Data extracted from a collection
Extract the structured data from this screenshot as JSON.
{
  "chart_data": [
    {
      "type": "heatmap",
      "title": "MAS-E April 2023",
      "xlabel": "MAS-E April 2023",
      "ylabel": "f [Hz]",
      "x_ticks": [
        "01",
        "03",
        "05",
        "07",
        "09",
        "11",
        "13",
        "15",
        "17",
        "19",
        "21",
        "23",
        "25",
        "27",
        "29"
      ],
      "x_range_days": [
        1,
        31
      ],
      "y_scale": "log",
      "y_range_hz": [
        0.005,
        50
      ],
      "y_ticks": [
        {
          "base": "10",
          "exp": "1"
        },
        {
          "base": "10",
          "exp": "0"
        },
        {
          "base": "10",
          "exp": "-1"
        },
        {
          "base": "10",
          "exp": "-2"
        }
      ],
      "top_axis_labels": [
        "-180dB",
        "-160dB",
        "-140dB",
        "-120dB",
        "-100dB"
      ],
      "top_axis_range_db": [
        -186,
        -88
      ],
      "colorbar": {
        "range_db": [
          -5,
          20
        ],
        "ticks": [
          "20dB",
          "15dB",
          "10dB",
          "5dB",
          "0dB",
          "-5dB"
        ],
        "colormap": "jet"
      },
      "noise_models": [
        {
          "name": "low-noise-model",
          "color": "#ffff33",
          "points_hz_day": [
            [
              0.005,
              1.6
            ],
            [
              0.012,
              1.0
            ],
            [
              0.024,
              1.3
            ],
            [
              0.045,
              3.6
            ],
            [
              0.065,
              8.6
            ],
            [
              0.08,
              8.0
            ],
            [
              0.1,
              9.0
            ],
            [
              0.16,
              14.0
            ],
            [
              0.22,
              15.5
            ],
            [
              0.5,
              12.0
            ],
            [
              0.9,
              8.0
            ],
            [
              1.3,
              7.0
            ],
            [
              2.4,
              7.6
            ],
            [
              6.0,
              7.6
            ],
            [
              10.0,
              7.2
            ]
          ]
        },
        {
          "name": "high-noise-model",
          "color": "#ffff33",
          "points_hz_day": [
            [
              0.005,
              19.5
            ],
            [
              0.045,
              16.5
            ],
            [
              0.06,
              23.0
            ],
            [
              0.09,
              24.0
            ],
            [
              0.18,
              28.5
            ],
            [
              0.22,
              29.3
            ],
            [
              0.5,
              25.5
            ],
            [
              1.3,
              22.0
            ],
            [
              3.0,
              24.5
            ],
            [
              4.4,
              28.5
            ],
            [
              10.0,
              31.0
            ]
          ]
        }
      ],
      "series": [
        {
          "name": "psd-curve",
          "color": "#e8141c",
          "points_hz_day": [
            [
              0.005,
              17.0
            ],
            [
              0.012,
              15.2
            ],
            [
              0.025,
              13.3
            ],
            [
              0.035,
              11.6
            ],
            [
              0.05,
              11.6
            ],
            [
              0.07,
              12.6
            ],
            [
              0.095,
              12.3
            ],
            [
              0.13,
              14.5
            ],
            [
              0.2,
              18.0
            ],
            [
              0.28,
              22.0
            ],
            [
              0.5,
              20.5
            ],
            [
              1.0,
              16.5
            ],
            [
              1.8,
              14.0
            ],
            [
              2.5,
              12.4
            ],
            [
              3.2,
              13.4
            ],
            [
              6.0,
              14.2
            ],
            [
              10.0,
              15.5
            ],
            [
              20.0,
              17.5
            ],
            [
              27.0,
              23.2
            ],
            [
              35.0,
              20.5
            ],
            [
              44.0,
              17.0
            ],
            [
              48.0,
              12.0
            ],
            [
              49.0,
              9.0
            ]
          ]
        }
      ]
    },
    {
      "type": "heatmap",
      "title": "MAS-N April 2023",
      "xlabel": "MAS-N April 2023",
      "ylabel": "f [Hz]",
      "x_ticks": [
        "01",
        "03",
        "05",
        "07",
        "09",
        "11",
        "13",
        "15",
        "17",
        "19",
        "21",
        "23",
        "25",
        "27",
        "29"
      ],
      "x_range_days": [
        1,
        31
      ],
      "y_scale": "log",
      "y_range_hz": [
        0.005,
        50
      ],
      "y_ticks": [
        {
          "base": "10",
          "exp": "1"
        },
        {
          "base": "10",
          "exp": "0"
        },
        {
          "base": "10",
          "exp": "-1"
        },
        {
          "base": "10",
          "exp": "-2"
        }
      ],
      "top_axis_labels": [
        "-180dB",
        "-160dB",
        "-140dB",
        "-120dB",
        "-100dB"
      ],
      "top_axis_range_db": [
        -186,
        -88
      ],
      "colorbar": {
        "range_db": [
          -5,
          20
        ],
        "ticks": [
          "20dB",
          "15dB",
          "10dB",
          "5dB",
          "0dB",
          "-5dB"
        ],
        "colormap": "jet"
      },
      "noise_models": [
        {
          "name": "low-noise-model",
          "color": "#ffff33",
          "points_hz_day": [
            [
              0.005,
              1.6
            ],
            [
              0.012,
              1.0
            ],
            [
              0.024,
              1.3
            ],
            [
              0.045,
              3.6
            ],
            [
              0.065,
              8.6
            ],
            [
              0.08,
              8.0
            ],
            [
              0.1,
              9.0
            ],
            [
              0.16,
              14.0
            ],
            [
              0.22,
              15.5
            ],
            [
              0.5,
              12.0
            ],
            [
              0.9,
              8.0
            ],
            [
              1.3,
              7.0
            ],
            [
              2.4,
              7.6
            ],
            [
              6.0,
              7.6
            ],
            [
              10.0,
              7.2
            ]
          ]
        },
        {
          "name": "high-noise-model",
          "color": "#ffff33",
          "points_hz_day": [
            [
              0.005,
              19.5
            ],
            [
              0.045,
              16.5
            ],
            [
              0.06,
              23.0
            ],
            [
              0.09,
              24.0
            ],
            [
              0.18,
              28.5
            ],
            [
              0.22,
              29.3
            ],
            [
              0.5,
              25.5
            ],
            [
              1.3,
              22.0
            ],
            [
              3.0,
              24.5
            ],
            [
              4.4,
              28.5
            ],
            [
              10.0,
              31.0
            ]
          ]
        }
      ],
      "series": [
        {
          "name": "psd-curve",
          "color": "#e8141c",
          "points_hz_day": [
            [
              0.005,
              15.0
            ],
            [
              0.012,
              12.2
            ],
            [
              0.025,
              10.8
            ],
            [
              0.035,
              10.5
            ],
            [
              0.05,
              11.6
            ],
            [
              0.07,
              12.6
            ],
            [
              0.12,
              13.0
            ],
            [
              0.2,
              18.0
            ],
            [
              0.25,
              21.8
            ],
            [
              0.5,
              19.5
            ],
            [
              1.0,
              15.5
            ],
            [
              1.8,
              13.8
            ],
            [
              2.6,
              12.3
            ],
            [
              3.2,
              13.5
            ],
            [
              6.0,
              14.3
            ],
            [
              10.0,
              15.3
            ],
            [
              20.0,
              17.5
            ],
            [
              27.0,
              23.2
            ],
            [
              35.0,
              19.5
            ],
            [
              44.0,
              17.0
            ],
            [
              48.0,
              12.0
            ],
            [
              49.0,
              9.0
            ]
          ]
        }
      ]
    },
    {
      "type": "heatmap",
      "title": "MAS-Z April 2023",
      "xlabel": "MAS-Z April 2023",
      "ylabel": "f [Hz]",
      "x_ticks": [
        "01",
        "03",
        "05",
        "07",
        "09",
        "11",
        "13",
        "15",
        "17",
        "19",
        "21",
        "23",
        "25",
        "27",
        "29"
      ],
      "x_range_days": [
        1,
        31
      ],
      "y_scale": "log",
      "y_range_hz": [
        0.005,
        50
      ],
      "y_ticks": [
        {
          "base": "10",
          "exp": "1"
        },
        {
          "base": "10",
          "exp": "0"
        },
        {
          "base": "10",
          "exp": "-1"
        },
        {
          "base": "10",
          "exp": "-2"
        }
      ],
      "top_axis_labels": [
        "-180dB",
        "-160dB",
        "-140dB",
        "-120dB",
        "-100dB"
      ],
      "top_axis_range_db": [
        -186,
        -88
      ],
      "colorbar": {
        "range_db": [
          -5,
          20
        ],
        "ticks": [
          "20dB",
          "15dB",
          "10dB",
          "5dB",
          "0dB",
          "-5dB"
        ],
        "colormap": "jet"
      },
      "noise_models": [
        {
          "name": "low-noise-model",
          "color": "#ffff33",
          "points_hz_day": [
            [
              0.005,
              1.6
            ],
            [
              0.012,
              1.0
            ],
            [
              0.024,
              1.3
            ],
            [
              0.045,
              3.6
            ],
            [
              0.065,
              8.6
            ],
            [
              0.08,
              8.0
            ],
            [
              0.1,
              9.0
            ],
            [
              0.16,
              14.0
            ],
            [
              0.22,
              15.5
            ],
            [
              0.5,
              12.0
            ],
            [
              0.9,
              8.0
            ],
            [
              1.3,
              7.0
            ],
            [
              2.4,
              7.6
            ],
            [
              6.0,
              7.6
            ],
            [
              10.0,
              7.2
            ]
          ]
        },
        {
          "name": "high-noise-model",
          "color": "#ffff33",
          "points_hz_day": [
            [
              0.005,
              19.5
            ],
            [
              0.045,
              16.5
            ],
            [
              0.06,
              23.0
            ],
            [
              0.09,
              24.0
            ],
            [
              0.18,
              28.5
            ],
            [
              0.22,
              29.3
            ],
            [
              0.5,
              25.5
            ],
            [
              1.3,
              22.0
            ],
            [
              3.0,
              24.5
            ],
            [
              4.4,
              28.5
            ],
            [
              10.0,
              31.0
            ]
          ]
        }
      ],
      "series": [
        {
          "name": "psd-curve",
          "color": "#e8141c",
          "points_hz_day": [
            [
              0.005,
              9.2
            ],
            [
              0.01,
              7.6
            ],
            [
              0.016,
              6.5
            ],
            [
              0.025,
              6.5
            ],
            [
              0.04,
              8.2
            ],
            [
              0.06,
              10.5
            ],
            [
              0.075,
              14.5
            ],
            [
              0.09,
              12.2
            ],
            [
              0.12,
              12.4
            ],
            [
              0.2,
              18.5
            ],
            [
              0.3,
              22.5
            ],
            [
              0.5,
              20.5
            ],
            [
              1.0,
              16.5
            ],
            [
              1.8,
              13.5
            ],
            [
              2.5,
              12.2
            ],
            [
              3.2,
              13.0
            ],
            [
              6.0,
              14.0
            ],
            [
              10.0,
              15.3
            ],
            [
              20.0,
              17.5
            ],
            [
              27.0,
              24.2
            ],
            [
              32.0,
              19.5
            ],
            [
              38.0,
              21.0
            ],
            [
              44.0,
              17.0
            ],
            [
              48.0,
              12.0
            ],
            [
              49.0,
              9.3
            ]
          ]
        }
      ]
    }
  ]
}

> _EXERCISE GOAL_
Gather each line in the data that holds the string "April".

> _WRITTEN ANSWER_
      "title": "MAS-E April 2023",
      "xlabel": "MAS-E April 2023",
      "title": "MAS-N April 2023",
      "xlabel": "MAS-N April 2023",
      "title": "MAS-Z April 2023",
      "xlabel": "MAS-Z April 2023",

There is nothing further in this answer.